**WORK TO COMPLETE:**
Reproduce each line exactly, including spacing and punctuation.

**INFORMATION GIVEN:**
____

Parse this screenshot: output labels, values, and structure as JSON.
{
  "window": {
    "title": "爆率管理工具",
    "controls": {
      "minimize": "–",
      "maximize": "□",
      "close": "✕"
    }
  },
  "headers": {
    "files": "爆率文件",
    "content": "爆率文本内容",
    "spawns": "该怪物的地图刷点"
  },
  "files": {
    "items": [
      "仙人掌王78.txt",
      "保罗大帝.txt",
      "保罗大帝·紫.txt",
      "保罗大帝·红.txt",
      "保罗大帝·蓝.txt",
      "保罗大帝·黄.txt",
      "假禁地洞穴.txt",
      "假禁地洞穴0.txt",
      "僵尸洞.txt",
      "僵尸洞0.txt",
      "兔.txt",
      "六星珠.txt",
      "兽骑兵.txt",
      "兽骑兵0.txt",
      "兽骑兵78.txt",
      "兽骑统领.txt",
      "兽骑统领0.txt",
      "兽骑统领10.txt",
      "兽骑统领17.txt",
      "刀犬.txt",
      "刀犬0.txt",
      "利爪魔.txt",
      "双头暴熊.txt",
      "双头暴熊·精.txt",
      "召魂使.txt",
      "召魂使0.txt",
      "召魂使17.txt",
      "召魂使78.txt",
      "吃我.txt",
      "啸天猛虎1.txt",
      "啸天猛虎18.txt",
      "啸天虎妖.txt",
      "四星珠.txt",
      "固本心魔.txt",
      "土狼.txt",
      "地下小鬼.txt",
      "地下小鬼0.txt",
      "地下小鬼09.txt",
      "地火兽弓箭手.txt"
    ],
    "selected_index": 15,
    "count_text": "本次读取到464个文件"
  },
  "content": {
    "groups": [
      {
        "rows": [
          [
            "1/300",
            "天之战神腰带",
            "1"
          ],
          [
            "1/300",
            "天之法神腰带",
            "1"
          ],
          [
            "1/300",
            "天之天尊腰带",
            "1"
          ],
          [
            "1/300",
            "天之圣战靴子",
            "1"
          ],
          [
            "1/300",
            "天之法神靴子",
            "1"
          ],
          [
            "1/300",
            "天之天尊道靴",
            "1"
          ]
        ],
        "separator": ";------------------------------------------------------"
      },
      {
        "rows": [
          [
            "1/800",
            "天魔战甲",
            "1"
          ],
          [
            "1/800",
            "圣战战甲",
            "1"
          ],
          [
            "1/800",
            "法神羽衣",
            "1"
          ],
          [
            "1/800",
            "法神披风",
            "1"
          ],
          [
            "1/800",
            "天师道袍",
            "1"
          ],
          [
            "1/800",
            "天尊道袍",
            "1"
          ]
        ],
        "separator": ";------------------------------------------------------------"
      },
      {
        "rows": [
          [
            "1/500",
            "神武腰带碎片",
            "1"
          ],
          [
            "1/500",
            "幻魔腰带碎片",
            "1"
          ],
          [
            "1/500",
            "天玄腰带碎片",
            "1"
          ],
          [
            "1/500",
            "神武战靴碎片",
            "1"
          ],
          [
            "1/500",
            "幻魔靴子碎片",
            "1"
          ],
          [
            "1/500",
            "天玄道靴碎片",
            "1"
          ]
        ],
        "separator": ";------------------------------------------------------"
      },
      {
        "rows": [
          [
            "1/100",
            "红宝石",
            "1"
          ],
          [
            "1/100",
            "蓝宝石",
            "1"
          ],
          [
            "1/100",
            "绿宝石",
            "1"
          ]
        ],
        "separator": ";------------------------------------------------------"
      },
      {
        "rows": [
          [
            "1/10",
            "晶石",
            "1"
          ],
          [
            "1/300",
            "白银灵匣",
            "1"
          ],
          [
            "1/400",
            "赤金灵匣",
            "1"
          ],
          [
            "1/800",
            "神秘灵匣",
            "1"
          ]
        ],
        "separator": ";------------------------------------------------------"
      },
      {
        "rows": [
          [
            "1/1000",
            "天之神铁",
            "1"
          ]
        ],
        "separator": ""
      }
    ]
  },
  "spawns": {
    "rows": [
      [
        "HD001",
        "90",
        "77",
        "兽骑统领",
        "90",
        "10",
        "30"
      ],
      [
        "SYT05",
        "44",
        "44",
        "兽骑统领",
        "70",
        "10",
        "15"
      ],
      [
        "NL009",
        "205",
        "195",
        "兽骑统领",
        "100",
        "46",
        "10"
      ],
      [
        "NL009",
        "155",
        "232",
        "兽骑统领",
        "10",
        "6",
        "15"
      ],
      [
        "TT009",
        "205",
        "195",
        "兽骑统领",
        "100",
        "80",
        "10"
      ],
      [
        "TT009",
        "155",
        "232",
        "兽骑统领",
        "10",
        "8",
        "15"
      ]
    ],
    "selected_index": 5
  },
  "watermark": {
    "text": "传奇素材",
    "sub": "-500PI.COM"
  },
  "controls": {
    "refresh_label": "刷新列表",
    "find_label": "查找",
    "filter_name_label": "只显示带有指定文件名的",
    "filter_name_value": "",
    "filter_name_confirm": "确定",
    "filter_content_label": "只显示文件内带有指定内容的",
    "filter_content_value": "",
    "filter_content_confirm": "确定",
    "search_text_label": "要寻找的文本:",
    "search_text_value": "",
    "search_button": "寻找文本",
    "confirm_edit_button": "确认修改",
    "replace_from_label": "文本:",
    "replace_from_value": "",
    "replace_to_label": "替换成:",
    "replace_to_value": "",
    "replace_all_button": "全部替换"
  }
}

____

**TASK SOLUTION:**
Parse this screenshot: output labels, values, and structure as JSON.
{
  "window": {
    "title": "爆率管理工具",
    "controls": {
      "minimize": "–",
      "maximize": "□",
      "close": "✕"
    }
  },
  "headers": {
    "files": "爆率文件",
    "content": "爆率文本内容",
    "spawns": "该怪物的地图刷点"
  },
  "files": {
    "items": [
      "仙人掌王78.txt",
      "保罗大帝.txt",
      "保罗大帝·紫.txt",
      "保罗大帝·红.txt",
      "保罗大帝·蓝.txt",
      "保罗大帝·黄.txt",
      "假禁地洞穴.txt",
      "假禁地洞穴0.txt",
      "僵尸洞.txt",
      "僵尸洞0.txt",
      "兔.txt",
      "六星珠.txt",
      "兽骑兵.txt",
      "兽骑兵0.txt",
      "兽骑兵78.txt",
      "兽骑统领.txt",
      "兽骑统领0.txt",
      "兽骑统领10.txt",
      "兽骑统领17.txt",
      "刀犬.txt",
      "刀犬0.txt",
      "利爪魔.txt",
      "双头暴熊.txt",
      "双头暴熊·精.txt",
      "召魂使.txt",
      "召魂使0.txt",
      "召魂使17.txt",
      "召魂使78.txt",
      "吃我.txt",
      "啸天猛虎1.txt",
      "啸天猛虎18.txt",
      "啸天虎妖.txt",
      "四星珠.txt",
      "固本心魔.txt",
      "土狼.txt",
      "地下小鬼.txt",
      "地下小鬼0.txt",
      "地下小鬼09.txt",
      "地火兽弓箭手.txt"
    ],
    "selected_index": 15,
    "count_text": "本次读取到464个文件"
  },
  "content": {
    "groups": [
      {
        "rows": [
          [
            "1/300",
            "天之战神腰带",
            "1"
          ],
          [
            "1/300",
            "天之法神腰带",
            "1"
          ],
          [
            "1/300",
            "天之天尊腰带",
            "1"
          ],
          [
            "1/300",
            "天之圣战靴子",
            "1"
          ],
          [
            "1/300",
            "天之法神靴子",
            "1"
          ],
          [
            "1/300",
            "天之天尊道靴",
            "1"
          ]
        ],
        "separator": ";------------------------------------------------------"
      },
      {
        "rows": [
          [
            "1/800",
            "天魔战甲",
            "1"
          ],
          [
            "1/800",
            "圣战战甲",
            "1"
          ],
          [
            "1/800",
            "法神羽衣",
            "1"
          ],
          [
            "1/800",
            "法神披风",
            "1"
          ],
          [
            "1/800",
            "天师道袍",
            "1"
          ],
          [
            "1/800",
            "天尊道袍",
            "1"
          ]
        ],
        "separator": ";------------------------------------------------------------"
      },
      {
        "rows": [
          [
            "1/500",
            "神武腰带碎片",
            "1"
          ],
          [
            "1/500",
            "幻魔腰带碎片",
            "1"
          ],
          [
            "1/500",
            "天玄腰带碎片",
            "1"
          ],
          [
            "1/500",
            "神武战靴碎片",
            "1"
          ],
          [
            "1/500",
            "幻魔靴子碎片",
            "1"
          ],
          [
            "1/500",
            "天玄道靴碎片",
            "1"
          ]
        ],
        "separator": ";------------------------------------------------------"
      },
      {
        "rows": [
          [
            "1/100",
            "红宝石",
            "1"
          ],
          [
            "1/100",
            "蓝宝石",
            "1"
          ],
          [
            "1/100",
            "绿宝石",
            "1"
          ]
        ],
        "separator": ";------------------------------------------------------"
      },
      {
        "rows": [
          [
            "1/10",
            "晶石",
            "1"
          ],
          [
            "1/300",
            "白银灵匣",
            "1"
          ],
          [
            "1/400",
            "赤金灵匣",
            "1"
          ],
          [
            "1/800",
            "神秘灵匣",
            "1"
          ]
        ],
        "separator": ";------------------------------------------------------"
      },
      {
        "rows": [
          [
            "1/1000",
            "天之神铁",
            "1"
          ]
        ],
        "separator": ""
      }
    ]
  },
  "spawns": {
    "rows": [
      [
        "HD001",
        "90",
        "77",
        "兽骑统领",
        "90",
        "10",
        "30"
      ],
      [
        "SYT05",
        "44",
        "44",
        "兽骑统领",
        "70",
        "10",
        "15"
      ],
      [
        "NL009",
        "205",
        "195",
        "兽骑统领",
        "100",
        "46",
        "10"
      ],
      [
        "NL009",
        "155",
        "232",
        "兽骑统领",
        "10",
        "6",
        "15"
      ],
      [
        "TT009",
        "205",
        "195",
        "兽骑统领",
        "100",
        "80",
        "10"
      ],
      [
        "TT009",
        "155",
        "232",
        "兽骑统领",
        "10",
        "8",
        "15"
      ]
    ],
    "selected_index": 5
  },
  "watermark": {
    "text": "传奇素材",
    "sub": "-500PI.COM"
  },
  "controls": {
    "refresh_label": "刷新列表",
    "find_label": "查找",
    "filter_name_label": "只显示带有指定文件名的",
    "filter_name_value": "",
    "filter_name_confirm": "确定",
    "filter_content_label": "只显示文件内带有指定内容的",
    "filter_content_value": "",
    "filter_content_confirm": "确定",
    "search_text_label": "要寻找的文本:",
    "search_text_value": "",
    "search_button": "寻找文本",
    "confirm_edit_button": "确认修改",
    "replace_from_label": "文本:",
    "replace_from_value": "",
    "replace_to_label": "替换成:",
    "replace_to_value": "",
    "replace_all_button": "全部替换"
  }
}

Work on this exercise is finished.